── Exercise materials ──

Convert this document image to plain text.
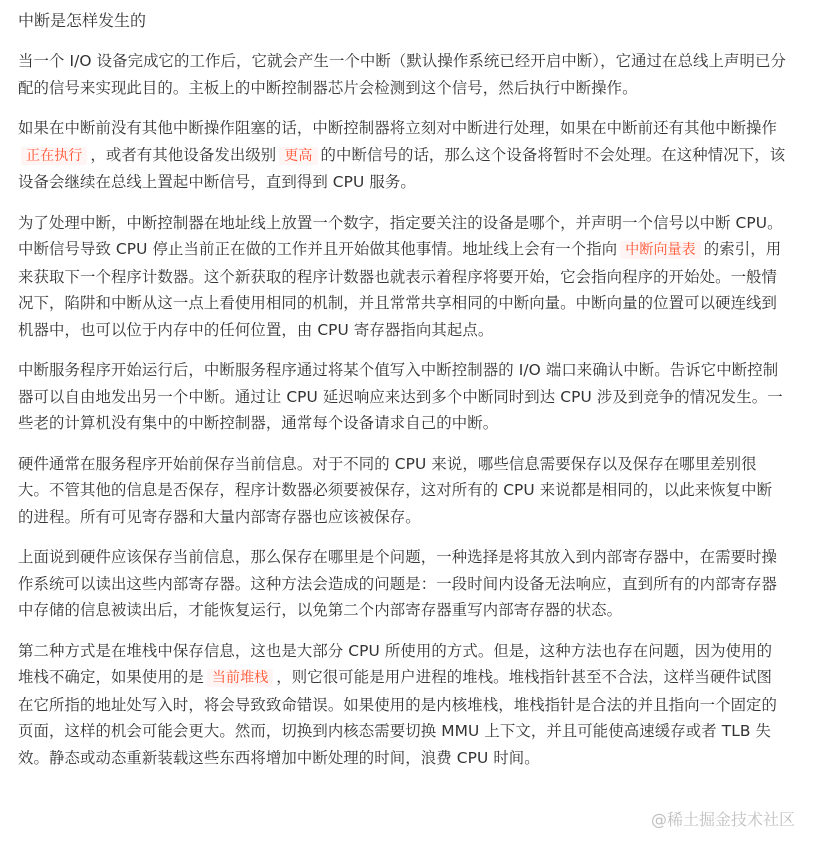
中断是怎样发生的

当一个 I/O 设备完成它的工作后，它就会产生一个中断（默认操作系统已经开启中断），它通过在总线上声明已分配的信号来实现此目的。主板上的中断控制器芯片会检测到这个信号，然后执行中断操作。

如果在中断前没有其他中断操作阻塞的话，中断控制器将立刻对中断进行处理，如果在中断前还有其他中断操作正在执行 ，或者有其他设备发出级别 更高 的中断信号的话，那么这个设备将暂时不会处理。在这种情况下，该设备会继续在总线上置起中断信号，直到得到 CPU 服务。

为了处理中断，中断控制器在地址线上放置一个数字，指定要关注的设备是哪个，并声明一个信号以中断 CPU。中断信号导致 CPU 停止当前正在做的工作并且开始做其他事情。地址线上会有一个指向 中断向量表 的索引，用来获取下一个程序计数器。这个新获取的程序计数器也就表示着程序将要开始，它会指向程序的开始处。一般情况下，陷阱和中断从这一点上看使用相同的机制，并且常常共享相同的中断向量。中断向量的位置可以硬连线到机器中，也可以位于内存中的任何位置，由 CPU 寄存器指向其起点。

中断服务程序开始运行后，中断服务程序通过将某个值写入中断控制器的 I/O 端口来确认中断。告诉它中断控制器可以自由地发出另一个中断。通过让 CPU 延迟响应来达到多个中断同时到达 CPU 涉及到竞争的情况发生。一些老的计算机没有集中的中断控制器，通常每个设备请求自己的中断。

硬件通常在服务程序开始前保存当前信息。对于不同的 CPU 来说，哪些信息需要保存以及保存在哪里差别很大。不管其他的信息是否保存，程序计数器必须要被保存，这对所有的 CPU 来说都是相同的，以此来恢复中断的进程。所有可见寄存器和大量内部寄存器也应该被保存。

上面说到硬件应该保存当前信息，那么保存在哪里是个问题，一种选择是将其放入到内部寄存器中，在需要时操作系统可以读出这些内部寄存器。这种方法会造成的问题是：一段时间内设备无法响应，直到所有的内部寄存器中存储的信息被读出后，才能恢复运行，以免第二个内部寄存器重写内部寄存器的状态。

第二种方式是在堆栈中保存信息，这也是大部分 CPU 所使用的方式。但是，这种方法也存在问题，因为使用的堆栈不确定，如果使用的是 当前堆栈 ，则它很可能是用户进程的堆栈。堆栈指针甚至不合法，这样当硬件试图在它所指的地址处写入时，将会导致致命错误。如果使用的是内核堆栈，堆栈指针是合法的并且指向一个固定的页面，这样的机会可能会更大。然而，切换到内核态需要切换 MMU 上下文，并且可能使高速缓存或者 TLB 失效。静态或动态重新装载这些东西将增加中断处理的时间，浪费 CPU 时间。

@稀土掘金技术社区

───

- **Given instruction**
Copy every line of the data exactly as written, excluding the pictures.

- **Solution for this exercise**
Convert this document image to plain text.
中断是怎样发生的

当一个 I/O 设备完成它的工作后，它就会产生一个中断（默认操作系统已经开启中断），它通过在总线上声明已分配的信号来实现此目的。主板上的中断控制器芯片会检测到这个信号，然后执行中断操作。

如果在中断前没有其他中断操作阻塞的话，中断控制器将立刻对中断进行处理，如果在中断前还有其他中断操作正在执行 ，或者有其他设备发出级别 更高 的中断信号的话，那么这个设备将暂时不会处理。在这种情况下，该设备会继续在总线上置起中断信号，直到得到 CPU 服务。

为了处理中断，中断控制器在地址线上放置一个数字，指定要关注的设备是哪个，并声明一个信号以中断 CPU。中断信号导致 CPU 停止当前正在做的工作并且开始做其他事情。地址线上会有一个指向 中断向量表 的索引，用来获取下一个程序计数器。这个新获取的程序计数器也就表示着程序将要开始，它会指向程序的开始处。一般情况下，陷阱和中断从这一点上看使用相同的机制，并且常常共享相同的中断向量。中断向量的位置可以硬连线到机器中，也可以位于内存中的任何位置，由 CPU 寄存器指向其起点。

中断服务程序开始运行后，中断服务程序通过将某个值写入中断控制器的 I/O 端口来确认中断。告诉它中断控制器可以自由地发出另一个中断。通过让 CPU 延迟响应来达到多个中断同时到达 CPU 涉及到竞争的情况发生。一些老的计算机没有集中的中断控制器，通常每个设备请求自己的中断。

硬件通常在服务程序开始前保存当前信息。对于不同的 CPU 来说，哪些信息需要保存以及保存在哪里差别很大。不管其他的信息是否保存，程序计数器必须要被保存，这对所有的 CPU 来说都是相同的，以此来恢复中断的进程。所有可见寄存器和大量内部寄存器也应该被保存。

上面说到硬件应该保存当前信息，那么保存在哪里是个问题，一种选择是将其放入到内部寄存器中，在需要时操作系统可以读出这些内部寄存器。这种方法会造成的问题是：一段时间内设备无法响应，直到所有的内部寄存器中存储的信息被读出后，才能恢复运行，以免第二个内部寄存器重写内部寄存器的状态。

第二种方式是在堆栈中保存信息，这也是大部分 CPU 所使用的方式。但是，这种方法也存在问题，因为使用的堆栈不确定，如果使用的是 当前堆栈 ，则它很可能是用户进程的堆栈。堆栈指针甚至不合法，这样当硬件试图在它所指的地址处写入时，将会导致致命错误。如果使用的是内核堆栈，堆栈指针是合法的并且指向一个固定的页面，这样的机会可能会更大。然而，切换到内核态需要切换 MMU 上下文，并且可能使高速缓存或者 TLB 失效。静态或动态重新装载这些东西将增加中断处理的时间，浪费 CPU 时间。

@稀土掘金技术社区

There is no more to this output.